In the material below, find every line with "over" and pull it out.

Dataset rows about figures:
========================================================================
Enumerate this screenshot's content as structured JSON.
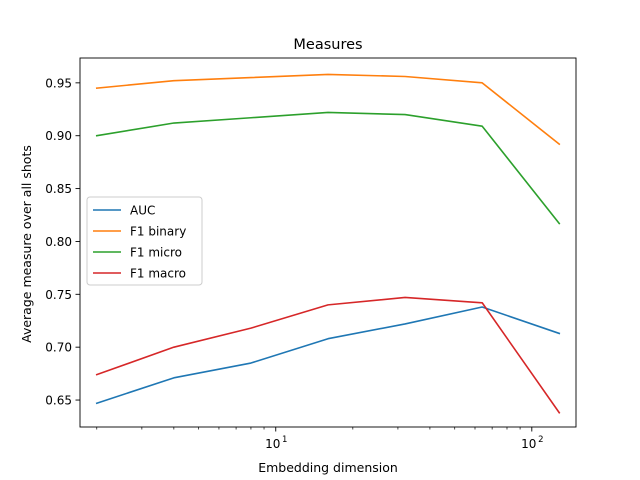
{
  "chart_data": {
    "type": "line",
    "title": "Measures",
    "xlabel": "Embedding dimension",
    "ylabel": "Average measure over all shots",
    "xscale": "log",
    "x": [
      2,
      4,
      8,
      16,
      32,
      64,
      128
    ],
    "xlim": [
      1.72,
      148.8
    ],
    "ylim": [
      0.6245,
      0.9735
    ],
    "x_major_ticks": [
      {
        "value": 10,
        "label": "10",
        "exp": "1"
      },
      {
        "value": 100,
        "label": "10",
        "exp": "2"
      }
    ],
    "y_ticks": [
      {
        "value": 0.65,
        "label": "0.65"
      },
      {
        "value": 0.7,
        "label": "0.70"
      },
      {
        "value": 0.75,
        "label": "0.75"
      },
      {
        "value": 0.8,
        "label": "0.80"
      },
      {
        "value": 0.85,
        "label": "0.85"
      },
      {
        "value": 0.9,
        "label": "0.90"
      },
      {
        "value": 0.95,
        "label": "0.95"
      }
    ],
    "grid": false,
    "legend_position": "center-left",
    "series": [
      {
        "name": "AUC",
        "color": "#1f77b4",
        "values": [
          0.647,
          0.671,
          0.685,
          0.708,
          0.722,
          0.738,
          0.713
        ]
      },
      {
        "name": "F1 binary",
        "color": "#ff7f0e",
        "values": [
          0.945,
          0.952,
          0.955,
          0.958,
          0.956,
          0.95,
          0.892
        ]
      },
      {
        "name": "F1 micro",
        "color": "#2ca02c",
        "values": [
          0.9,
          0.912,
          0.917,
          0.922,
          0.92,
          0.909,
          0.817
        ]
      },
      {
        "name": "F1 macro",
        "color": "#d62728",
        "values": [
          0.674,
          0.7,
          0.718,
          0.74,
          0.747,
          0.742,
          0.638
        ]
      }
    ]
  }
}
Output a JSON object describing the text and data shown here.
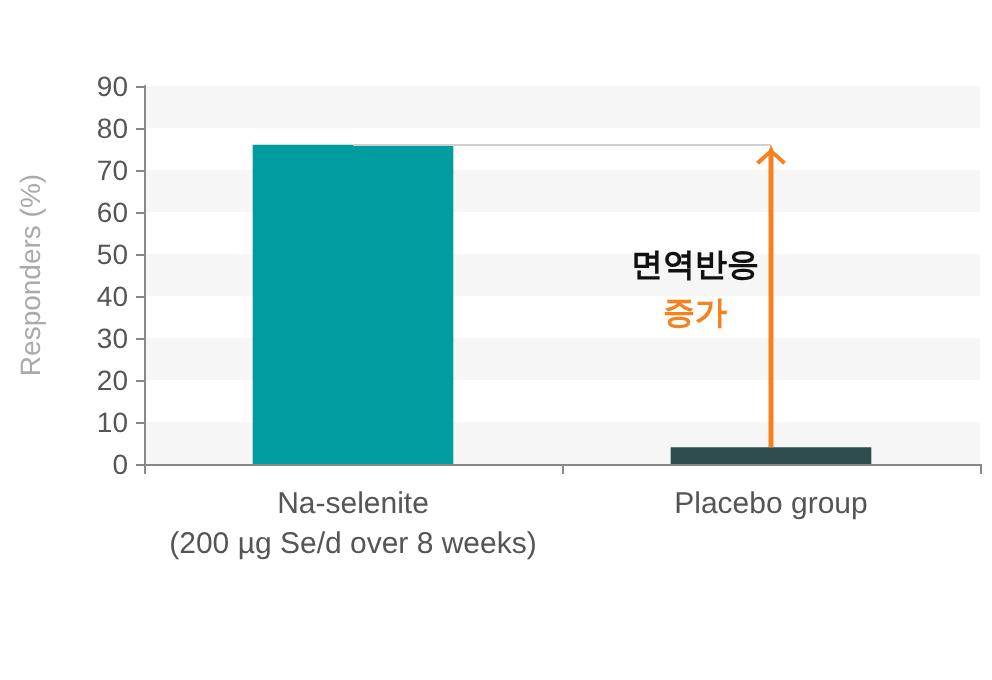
{
  "chart_data": {
    "type": "bar",
    "ylabel": "Responders (%)",
    "categories": [
      "Na-selenite\n(200 µg Se/d over 8 weeks)",
      "Placebo group"
    ],
    "values": [
      76,
      4
    ],
    "colors": [
      "#009c9f",
      "#2f4d4f"
    ],
    "ylim": [
      0,
      90
    ],
    "yticks": [
      0,
      10,
      20,
      30,
      40,
      50,
      60,
      70,
      80,
      90
    ],
    "ref_lines": [
      {
        "axis": "y",
        "value": 76,
        "color": "#d0d0d0"
      }
    ],
    "bands": [
      {
        "axis": "y",
        "from": 0,
        "to": 10,
        "color": "#f6f6f6"
      },
      {
        "axis": "y",
        "from": 20,
        "to": 30,
        "color": "#f6f6f6"
      },
      {
        "axis": "y",
        "from": 40,
        "to": 50,
        "color": "#f6f6f6"
      },
      {
        "axis": "y",
        "from": 60,
        "to": 70,
        "color": "#f6f6f6"
      },
      {
        "axis": "y",
        "from": 80,
        "to": 90,
        "color": "#f6f6f6"
      }
    ],
    "annotations": [
      "면역반응",
      "증가"
    ]
  }
}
========================================================================
The response:
    "ylabel": "Average measure over all shots",
      "Na-selenite\n(200 µg Se/d over 8 weeks)",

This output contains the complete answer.